Select and reproduce each line of the listing below that bears the string "Agent".

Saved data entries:
[START]

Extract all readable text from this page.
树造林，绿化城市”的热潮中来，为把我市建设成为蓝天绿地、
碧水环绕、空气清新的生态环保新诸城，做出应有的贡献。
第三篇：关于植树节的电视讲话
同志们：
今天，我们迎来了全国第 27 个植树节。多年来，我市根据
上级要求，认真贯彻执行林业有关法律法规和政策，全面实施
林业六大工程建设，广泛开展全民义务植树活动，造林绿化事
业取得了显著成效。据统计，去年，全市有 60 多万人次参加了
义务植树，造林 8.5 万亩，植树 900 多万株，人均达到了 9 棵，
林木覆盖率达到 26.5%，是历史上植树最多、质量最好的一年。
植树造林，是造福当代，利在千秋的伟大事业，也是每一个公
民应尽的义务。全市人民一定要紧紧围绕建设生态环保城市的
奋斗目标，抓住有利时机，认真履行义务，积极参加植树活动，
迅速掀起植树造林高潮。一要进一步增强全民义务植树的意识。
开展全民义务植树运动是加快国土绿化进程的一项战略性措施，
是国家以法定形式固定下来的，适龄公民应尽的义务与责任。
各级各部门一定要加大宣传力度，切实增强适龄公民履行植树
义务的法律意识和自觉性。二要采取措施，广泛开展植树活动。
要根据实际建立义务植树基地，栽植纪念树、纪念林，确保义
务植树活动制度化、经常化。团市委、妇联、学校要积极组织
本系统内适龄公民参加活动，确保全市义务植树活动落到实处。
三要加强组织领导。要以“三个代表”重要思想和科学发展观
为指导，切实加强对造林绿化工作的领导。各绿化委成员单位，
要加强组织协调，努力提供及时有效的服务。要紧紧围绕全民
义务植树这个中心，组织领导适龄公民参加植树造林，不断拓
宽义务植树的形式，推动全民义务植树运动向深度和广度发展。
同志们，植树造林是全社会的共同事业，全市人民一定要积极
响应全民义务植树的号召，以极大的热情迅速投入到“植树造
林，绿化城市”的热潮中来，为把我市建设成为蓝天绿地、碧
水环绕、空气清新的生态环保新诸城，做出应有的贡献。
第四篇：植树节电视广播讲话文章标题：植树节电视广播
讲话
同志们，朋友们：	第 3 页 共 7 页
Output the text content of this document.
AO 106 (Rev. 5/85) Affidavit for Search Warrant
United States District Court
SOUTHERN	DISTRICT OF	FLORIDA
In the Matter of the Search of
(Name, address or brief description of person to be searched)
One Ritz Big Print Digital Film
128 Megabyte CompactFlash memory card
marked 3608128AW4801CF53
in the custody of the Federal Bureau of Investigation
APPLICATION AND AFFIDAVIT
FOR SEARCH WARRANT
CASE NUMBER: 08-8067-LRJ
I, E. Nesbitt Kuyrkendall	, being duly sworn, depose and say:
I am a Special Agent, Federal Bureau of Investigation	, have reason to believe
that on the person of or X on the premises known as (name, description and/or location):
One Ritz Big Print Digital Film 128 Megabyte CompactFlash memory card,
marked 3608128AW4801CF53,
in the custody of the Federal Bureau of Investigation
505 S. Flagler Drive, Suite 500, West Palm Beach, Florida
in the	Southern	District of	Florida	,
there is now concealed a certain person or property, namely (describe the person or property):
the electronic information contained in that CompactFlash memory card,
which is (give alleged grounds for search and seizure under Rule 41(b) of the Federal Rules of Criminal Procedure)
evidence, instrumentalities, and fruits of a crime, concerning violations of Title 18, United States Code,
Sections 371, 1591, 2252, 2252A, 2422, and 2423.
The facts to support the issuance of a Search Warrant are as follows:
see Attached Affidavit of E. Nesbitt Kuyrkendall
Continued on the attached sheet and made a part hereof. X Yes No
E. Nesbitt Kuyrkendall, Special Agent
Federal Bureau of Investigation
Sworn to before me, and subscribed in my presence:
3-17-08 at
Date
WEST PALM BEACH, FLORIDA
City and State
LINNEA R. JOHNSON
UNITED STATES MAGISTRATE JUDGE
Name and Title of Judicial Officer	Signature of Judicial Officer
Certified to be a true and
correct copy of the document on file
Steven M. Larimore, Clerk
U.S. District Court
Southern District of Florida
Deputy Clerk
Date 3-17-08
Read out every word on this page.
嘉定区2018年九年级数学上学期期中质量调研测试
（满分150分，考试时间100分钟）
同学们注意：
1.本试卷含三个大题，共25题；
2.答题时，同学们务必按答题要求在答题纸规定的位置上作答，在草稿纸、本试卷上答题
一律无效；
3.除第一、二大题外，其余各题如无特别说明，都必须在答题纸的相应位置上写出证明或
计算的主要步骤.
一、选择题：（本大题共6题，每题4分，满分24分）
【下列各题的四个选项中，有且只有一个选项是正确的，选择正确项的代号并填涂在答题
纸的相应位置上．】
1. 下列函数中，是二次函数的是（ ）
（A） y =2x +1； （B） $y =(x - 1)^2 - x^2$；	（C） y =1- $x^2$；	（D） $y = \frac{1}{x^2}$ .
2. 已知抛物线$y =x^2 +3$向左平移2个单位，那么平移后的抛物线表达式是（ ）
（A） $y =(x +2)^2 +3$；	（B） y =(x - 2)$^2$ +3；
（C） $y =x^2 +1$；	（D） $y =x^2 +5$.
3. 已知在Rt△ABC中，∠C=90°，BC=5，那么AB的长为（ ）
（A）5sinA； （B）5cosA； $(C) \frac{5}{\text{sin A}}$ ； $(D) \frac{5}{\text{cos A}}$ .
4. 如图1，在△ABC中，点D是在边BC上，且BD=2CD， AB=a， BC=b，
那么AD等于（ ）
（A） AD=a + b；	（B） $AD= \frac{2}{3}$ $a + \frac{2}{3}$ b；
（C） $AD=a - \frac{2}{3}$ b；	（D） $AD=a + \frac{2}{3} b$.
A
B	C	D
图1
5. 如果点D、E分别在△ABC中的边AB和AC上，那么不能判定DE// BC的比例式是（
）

[END]

__ANSWER FOR THE TASK__:
I am a Special Agent, Federal Bureau of Investigation	, have reason to believe
E. Nesbitt Kuyrkendall, Special Agent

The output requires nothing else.